Region boundary data:
#####

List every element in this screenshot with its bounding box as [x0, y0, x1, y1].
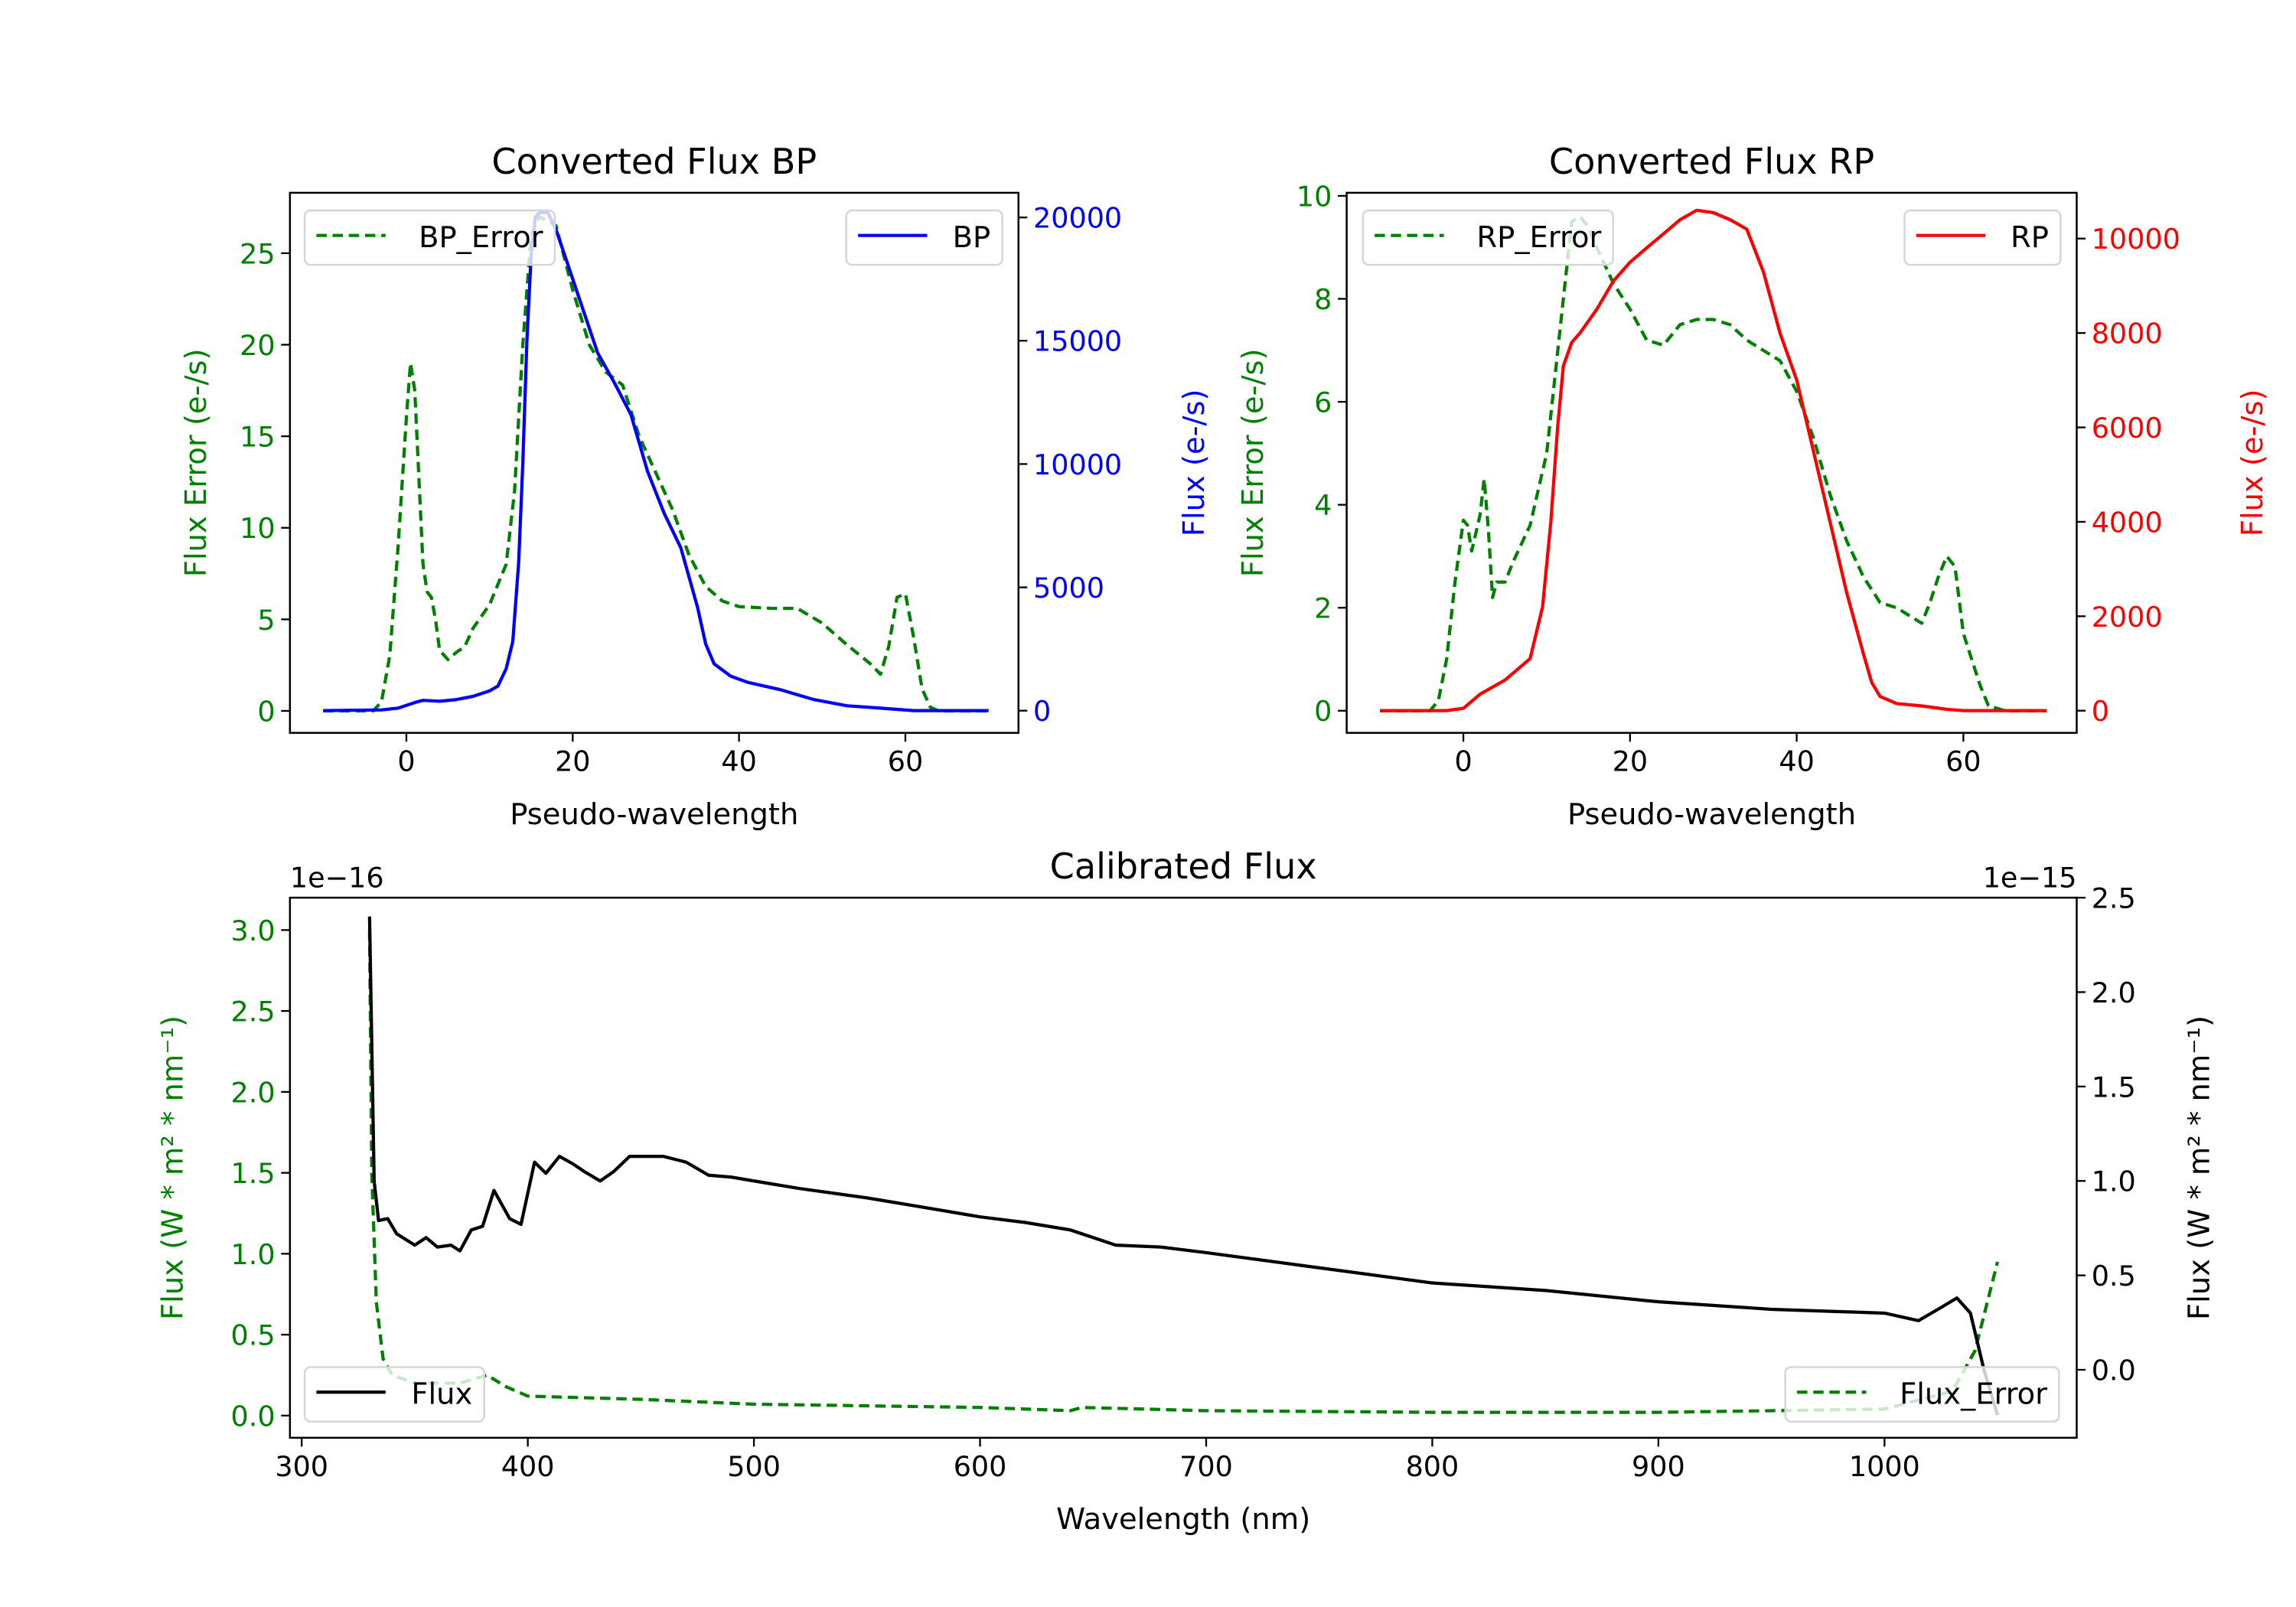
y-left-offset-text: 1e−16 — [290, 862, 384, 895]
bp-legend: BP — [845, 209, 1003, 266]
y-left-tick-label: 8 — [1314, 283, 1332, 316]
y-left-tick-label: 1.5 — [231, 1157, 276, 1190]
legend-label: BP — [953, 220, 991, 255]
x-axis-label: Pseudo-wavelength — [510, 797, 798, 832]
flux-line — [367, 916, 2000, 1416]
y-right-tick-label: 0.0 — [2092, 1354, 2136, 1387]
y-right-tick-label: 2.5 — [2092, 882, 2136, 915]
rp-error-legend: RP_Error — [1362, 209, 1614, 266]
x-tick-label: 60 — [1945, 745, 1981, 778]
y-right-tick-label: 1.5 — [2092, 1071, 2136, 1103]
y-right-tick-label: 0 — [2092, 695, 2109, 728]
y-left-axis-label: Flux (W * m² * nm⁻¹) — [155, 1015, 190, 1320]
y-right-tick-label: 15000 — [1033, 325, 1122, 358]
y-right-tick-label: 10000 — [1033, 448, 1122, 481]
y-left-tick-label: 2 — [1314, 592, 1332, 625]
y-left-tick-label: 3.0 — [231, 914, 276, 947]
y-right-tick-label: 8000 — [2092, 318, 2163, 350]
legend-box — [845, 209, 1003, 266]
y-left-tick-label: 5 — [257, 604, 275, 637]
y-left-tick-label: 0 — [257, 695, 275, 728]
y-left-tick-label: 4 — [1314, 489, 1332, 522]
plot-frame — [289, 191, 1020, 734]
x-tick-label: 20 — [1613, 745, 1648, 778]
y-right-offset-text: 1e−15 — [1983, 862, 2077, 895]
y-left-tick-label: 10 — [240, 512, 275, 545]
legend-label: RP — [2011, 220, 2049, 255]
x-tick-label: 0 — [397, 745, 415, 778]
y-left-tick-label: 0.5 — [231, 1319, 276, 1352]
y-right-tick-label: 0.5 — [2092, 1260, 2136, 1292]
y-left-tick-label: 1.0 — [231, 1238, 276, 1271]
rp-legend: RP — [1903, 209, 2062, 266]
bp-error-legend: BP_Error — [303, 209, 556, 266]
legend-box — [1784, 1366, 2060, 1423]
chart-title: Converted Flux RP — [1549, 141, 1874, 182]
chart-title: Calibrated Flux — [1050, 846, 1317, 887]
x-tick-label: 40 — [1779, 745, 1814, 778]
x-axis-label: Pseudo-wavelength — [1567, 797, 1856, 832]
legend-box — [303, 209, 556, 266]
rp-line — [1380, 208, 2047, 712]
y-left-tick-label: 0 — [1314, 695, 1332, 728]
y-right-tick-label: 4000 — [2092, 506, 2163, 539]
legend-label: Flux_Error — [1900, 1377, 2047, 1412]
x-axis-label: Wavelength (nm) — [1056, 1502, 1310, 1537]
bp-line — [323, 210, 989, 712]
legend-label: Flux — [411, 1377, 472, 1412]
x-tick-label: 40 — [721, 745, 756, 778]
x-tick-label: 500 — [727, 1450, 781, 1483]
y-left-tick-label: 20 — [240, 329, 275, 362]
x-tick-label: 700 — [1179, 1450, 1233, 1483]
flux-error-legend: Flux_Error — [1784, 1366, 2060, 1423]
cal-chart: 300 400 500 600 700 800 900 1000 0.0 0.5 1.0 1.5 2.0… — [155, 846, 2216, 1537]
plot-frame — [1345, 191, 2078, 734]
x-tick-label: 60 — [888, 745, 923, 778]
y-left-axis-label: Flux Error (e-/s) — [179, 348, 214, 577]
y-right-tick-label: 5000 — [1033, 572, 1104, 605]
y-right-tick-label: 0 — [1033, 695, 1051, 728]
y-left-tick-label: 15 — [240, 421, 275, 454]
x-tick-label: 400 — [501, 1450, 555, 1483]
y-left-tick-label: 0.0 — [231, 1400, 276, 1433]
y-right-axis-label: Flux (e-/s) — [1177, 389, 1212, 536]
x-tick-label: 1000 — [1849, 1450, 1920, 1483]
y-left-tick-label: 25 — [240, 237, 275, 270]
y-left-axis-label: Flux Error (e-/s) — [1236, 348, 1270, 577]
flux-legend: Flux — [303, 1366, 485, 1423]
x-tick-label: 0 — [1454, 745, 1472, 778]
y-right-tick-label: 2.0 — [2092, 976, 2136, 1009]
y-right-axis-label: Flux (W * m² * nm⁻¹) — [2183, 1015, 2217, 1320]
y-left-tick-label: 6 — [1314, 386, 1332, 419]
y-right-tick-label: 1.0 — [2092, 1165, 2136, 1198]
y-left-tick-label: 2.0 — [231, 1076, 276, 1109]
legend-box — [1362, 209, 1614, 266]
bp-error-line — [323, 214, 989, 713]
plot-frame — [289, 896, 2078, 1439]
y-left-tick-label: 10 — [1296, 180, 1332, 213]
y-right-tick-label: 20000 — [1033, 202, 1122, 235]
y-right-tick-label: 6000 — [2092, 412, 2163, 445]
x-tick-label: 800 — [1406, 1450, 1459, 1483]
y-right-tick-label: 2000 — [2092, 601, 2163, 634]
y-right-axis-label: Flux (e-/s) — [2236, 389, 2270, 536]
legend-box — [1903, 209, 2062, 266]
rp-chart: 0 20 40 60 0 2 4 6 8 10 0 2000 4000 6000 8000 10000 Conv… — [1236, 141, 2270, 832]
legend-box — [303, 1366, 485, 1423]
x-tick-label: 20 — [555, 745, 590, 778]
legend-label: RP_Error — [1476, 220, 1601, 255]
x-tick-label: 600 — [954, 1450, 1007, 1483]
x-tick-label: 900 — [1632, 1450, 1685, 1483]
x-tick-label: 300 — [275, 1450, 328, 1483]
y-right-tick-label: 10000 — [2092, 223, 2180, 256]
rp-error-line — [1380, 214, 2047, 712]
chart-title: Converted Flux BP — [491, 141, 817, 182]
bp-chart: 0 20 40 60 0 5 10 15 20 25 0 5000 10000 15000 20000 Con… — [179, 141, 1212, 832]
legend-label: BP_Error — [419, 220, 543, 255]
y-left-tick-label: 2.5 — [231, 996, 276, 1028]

#####

● What you will do:
Write out every one of the rows above word for word, leaving out the pictures.

● Response to the task:
List every element in this screenshot with its bounding box as [x0, y0, x1, y1].
y-left-offset-text: 1e−16 — [290, 862, 384, 895]
bp-legend: BP — [845, 209, 1003, 266]
y-left-tick-label: 8 — [1314, 283, 1332, 316]
y-left-tick-label: 1.5 — [231, 1157, 276, 1190]
legend-label: BP — [953, 220, 991, 255]
x-axis-label: Pseudo-wavelength — [510, 797, 798, 832]
flux-line — [367, 916, 2000, 1416]
y-right-tick-label: 0.0 — [2092, 1354, 2136, 1387]
y-right-tick-label: 2.5 — [2092, 882, 2136, 915]
rp-error-legend: RP_Error — [1362, 209, 1614, 266]
x-tick-label: 60 — [1945, 745, 1981, 778]
y-right-tick-label: 1.5 — [2092, 1071, 2136, 1103]
y-right-tick-label: 0 — [2092, 695, 2109, 728]
y-left-axis-label: Flux (W * m² * nm⁻¹) — [155, 1015, 190, 1320]
y-right-tick-label: 15000 — [1033, 325, 1122, 358]
y-right-tick-label: 10000 — [1033, 448, 1122, 481]
y-left-tick-label: 2 — [1314, 592, 1332, 625]
y-left-tick-label: 3.0 — [231, 914, 276, 947]
y-right-tick-label: 8000 — [2092, 318, 2163, 350]
legend-box — [845, 209, 1003, 266]
y-left-tick-label: 5 — [257, 604, 275, 637]
y-left-tick-label: 0 — [257, 695, 275, 728]
y-left-tick-label: 4 — [1314, 489, 1332, 522]
plot-frame — [289, 191, 1020, 734]
x-tick-label: 20 — [1613, 745, 1648, 778]
y-right-offset-text: 1e−15 — [1983, 862, 2077, 895]
y-left-tick-label: 10 — [240, 512, 275, 545]
legend-label: RP — [2011, 220, 2049, 255]
x-tick-label: 0 — [397, 745, 415, 778]
y-left-tick-label: 0.5 — [231, 1319, 276, 1352]
y-right-tick-label: 0.5 — [2092, 1260, 2136, 1292]
y-left-tick-label: 1.0 — [231, 1238, 276, 1271]
rp-legend: RP — [1903, 209, 2062, 266]
bp-error-legend: BP_Error — [303, 209, 556, 266]
legend-box — [1784, 1366, 2060, 1423]
chart-title: Converted Flux RP — [1549, 141, 1874, 182]
chart-title: Calibrated Flux — [1050, 846, 1317, 887]
x-tick-label: 40 — [1779, 745, 1814, 778]
x-axis-label: Pseudo-wavelength — [1567, 797, 1856, 832]
legend-box — [303, 209, 556, 266]
rp-line — [1380, 208, 2047, 712]
y-left-tick-label: 0 — [1314, 695, 1332, 728]
y-right-tick-label: 4000 — [2092, 506, 2163, 539]
legend-label: Flux_Error — [1900, 1377, 2047, 1412]
x-axis-label: Wavelength (nm) — [1056, 1502, 1310, 1537]
bp-line — [323, 210, 989, 712]
legend-label: Flux — [411, 1377, 472, 1412]
x-tick-label: 40 — [721, 745, 756, 778]
x-tick-label: 500 — [727, 1450, 781, 1483]
y-left-tick-label: 20 — [240, 329, 275, 362]
x-tick-label: 700 — [1179, 1450, 1233, 1483]
flux-error-legend: Flux_Error — [1784, 1366, 2060, 1423]
cal-chart: 300 400 500 600 700 800 900 1000 0.0 0.5 1.0 1.5 2.0… — [155, 846, 2216, 1537]
plot-frame — [1345, 191, 2078, 734]
x-tick-label: 60 — [888, 745, 923, 778]
y-left-axis-label: Flux Error (e-/s) — [179, 348, 214, 577]
y-right-tick-label: 5000 — [1033, 572, 1104, 605]
y-right-tick-label: 0 — [1033, 695, 1051, 728]
y-left-tick-label: 15 — [240, 421, 275, 454]
x-tick-label: 400 — [501, 1450, 555, 1483]
y-left-tick-label: 0.0 — [231, 1400, 276, 1433]
y-right-axis-label: Flux (e-/s) — [1177, 389, 1212, 536]
x-tick-label: 1000 — [1849, 1450, 1920, 1483]
y-left-tick-label: 25 — [240, 237, 275, 270]
y-left-axis-label: Flux Error (e-/s) — [1236, 348, 1270, 577]
flux-legend: Flux — [303, 1366, 485, 1423]
x-tick-label: 0 — [1454, 745, 1472, 778]
y-right-tick-label: 2.0 — [2092, 976, 2136, 1009]
y-right-axis-label: Flux (W * m² * nm⁻¹) — [2183, 1015, 2217, 1320]
y-left-tick-label: 6 — [1314, 386, 1332, 419]
y-right-tick-label: 1.0 — [2092, 1165, 2136, 1198]
y-left-tick-label: 2.0 — [231, 1076, 276, 1109]
legend-box — [1362, 209, 1614, 266]
bp-error-line — [323, 214, 989, 713]
plot-frame — [289, 896, 2078, 1439]
y-left-tick-label: 10 — [1296, 180, 1332, 213]
y-right-tick-label: 20000 — [1033, 202, 1122, 235]
y-right-tick-label: 6000 — [2092, 412, 2163, 445]
x-tick-label: 800 — [1406, 1450, 1459, 1483]
y-right-tick-label: 2000 — [2092, 601, 2163, 634]
y-right-axis-label: Flux (e-/s) — [2236, 389, 2270, 536]
legend-box — [1903, 209, 2062, 266]
rp-chart: 0 20 40 60 0 2 4 6 8 10 0 2000 4000 6000 8000 10000 Conv… — [1236, 141, 2270, 832]
legend-box — [303, 1366, 485, 1423]
x-tick-label: 20 — [555, 745, 590, 778]
legend-label: RP_Error — [1476, 220, 1601, 255]
x-tick-label: 600 — [954, 1450, 1007, 1483]
x-tick-label: 900 — [1632, 1450, 1685, 1483]
x-tick-label: 300 — [275, 1450, 328, 1483]
y-right-tick-label: 10000 — [2092, 223, 2180, 256]
rp-error-line — [1380, 214, 2047, 712]
chart-title: Converted Flux BP — [491, 141, 817, 182]
bp-chart: 0 20 40 60 0 5 10 15 20 25 0 5000 10000 15000 20000 Con… — [179, 141, 1212, 832]
legend-label: BP_Error — [419, 220, 543, 255]
y-left-tick-label: 2.5 — [231, 996, 276, 1028]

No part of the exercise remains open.